───── Records for the task ─────

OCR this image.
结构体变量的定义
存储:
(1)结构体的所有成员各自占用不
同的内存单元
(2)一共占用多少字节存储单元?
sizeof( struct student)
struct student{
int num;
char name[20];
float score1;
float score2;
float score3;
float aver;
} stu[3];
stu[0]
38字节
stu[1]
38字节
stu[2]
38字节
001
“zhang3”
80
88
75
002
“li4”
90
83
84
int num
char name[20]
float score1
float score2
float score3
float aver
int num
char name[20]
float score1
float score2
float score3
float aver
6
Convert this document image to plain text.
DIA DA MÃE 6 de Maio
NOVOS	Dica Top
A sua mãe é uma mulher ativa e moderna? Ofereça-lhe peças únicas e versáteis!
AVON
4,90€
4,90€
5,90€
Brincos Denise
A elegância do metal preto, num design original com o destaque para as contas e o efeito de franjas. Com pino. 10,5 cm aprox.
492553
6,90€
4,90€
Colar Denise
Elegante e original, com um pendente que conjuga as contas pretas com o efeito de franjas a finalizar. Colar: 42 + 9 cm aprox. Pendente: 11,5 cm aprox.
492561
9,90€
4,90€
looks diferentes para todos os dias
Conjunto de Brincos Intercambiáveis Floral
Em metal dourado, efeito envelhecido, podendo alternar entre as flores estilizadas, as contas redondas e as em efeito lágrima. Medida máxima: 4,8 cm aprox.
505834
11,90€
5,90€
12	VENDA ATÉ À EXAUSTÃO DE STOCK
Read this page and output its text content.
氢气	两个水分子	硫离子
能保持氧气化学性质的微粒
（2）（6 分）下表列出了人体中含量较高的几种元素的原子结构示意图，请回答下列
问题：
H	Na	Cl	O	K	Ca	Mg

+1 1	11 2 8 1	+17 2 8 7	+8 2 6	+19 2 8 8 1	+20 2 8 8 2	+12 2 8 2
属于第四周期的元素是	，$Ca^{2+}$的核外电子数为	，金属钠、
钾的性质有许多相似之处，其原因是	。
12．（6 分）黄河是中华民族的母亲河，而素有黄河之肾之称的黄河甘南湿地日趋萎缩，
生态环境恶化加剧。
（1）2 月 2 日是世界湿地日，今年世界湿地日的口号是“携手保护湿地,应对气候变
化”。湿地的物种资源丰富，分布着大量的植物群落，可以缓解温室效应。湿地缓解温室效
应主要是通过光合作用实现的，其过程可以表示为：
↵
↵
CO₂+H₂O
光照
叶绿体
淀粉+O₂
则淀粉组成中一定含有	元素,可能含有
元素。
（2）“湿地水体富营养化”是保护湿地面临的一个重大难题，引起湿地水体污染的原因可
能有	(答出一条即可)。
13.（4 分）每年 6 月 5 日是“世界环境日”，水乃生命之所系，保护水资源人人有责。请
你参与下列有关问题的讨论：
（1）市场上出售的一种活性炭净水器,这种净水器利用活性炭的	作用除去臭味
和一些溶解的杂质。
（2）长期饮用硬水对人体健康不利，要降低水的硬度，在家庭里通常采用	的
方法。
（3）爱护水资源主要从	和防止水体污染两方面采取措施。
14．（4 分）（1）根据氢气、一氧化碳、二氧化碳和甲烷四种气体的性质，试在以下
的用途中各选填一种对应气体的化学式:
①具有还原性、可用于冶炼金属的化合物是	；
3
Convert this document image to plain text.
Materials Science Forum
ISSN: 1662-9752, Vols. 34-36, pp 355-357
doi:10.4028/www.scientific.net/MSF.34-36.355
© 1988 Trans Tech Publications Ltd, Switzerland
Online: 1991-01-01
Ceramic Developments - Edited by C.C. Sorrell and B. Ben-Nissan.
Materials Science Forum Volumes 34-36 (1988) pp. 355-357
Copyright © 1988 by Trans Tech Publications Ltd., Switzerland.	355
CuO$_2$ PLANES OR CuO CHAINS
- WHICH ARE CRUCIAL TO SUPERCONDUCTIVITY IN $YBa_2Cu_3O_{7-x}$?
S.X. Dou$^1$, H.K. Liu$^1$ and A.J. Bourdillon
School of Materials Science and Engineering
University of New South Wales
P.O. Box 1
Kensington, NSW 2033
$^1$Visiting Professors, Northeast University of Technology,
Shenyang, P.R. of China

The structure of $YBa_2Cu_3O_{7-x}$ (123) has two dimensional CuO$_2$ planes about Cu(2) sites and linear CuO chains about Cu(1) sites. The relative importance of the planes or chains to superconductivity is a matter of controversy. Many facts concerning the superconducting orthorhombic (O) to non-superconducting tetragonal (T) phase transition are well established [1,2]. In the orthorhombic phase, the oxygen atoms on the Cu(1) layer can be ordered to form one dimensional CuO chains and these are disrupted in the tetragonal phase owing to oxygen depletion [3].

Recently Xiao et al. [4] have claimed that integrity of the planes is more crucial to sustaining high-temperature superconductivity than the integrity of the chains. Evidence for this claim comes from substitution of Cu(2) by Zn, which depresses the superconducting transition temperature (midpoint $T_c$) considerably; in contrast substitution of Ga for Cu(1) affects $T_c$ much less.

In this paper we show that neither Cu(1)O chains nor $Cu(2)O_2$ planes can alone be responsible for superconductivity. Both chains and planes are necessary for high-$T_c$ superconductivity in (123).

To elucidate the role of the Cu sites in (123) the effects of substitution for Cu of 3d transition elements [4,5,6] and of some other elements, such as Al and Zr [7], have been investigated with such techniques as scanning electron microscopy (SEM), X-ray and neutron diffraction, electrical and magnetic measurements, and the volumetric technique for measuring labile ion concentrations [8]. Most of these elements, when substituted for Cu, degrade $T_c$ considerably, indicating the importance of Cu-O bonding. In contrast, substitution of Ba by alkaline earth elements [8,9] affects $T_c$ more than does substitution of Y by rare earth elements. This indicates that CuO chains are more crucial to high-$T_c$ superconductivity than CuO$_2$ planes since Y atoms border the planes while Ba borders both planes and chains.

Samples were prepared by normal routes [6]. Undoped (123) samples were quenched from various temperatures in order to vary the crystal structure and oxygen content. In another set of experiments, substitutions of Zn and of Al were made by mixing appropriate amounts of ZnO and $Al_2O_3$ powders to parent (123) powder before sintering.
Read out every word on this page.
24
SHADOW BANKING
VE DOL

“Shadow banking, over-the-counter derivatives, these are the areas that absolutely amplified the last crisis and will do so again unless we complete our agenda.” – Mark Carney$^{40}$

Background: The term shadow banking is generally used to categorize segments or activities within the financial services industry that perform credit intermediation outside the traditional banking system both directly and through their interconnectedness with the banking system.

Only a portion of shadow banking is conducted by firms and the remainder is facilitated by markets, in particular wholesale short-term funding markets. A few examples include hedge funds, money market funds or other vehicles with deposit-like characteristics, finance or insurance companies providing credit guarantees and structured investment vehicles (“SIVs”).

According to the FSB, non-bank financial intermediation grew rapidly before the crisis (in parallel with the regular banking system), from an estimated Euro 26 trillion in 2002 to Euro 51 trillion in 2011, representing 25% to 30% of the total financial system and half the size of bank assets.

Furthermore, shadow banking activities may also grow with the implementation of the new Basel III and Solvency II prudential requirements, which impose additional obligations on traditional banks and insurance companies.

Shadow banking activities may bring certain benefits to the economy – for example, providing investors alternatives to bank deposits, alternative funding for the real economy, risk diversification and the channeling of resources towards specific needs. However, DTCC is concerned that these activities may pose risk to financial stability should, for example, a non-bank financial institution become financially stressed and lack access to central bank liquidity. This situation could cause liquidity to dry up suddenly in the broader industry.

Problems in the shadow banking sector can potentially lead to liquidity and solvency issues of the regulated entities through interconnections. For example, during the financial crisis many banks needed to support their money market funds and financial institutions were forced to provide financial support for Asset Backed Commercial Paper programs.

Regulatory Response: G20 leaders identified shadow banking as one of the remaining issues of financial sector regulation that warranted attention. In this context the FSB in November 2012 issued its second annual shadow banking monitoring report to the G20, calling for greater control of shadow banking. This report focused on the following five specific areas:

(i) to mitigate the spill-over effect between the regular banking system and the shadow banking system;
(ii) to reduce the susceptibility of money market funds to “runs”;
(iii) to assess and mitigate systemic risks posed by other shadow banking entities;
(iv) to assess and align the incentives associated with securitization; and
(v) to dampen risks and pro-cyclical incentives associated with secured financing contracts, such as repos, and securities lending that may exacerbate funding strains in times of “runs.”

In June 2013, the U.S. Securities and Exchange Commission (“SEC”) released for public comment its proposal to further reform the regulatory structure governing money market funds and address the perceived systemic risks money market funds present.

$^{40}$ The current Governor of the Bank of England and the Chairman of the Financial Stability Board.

─────

• Written task
Find the string "Read" in the records, then copy each line where it occurs.

• Problem solution
Read this page and output its text content.
Read out every word on this page.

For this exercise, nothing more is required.